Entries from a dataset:
----
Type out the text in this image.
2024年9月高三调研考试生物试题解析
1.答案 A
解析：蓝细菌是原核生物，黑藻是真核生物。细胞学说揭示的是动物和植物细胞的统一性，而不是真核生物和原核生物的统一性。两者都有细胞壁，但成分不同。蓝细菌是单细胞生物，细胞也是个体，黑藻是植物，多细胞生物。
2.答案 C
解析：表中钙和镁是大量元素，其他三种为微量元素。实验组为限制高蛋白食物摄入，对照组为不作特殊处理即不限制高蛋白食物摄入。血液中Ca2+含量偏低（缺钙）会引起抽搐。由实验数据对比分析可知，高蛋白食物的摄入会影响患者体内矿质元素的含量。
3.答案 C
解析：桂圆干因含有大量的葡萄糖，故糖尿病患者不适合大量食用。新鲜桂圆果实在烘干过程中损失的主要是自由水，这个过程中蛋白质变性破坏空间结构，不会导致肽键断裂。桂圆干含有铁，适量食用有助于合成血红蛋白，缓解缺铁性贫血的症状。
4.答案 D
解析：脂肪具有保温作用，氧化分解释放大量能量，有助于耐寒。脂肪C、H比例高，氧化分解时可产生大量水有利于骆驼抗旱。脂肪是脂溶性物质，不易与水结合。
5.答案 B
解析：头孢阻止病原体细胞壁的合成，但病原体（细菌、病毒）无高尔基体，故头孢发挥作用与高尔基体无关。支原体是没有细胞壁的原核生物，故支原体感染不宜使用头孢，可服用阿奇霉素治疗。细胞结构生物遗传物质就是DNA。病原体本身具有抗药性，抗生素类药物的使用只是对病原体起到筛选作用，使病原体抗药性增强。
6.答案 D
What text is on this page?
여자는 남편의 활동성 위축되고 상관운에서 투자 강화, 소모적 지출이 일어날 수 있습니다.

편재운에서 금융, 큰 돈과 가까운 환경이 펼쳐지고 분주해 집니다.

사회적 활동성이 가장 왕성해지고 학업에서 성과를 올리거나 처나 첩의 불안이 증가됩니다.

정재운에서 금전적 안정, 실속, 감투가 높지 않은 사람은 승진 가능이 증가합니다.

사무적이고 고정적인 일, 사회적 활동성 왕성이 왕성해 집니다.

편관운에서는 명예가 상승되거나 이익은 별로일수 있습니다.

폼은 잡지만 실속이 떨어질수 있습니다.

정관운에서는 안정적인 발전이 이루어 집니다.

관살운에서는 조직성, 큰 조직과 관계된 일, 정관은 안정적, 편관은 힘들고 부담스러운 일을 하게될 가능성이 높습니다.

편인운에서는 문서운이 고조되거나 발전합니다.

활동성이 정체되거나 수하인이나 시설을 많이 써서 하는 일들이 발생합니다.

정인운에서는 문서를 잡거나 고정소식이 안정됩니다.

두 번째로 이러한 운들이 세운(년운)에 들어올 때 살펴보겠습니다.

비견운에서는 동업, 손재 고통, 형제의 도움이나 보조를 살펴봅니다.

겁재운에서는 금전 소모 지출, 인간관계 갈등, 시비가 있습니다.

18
----
Written instruction
Look through the material above. Copy each line where the word "text" appears.

Result of this exercise
Type out the text in this image.
What text is on this page?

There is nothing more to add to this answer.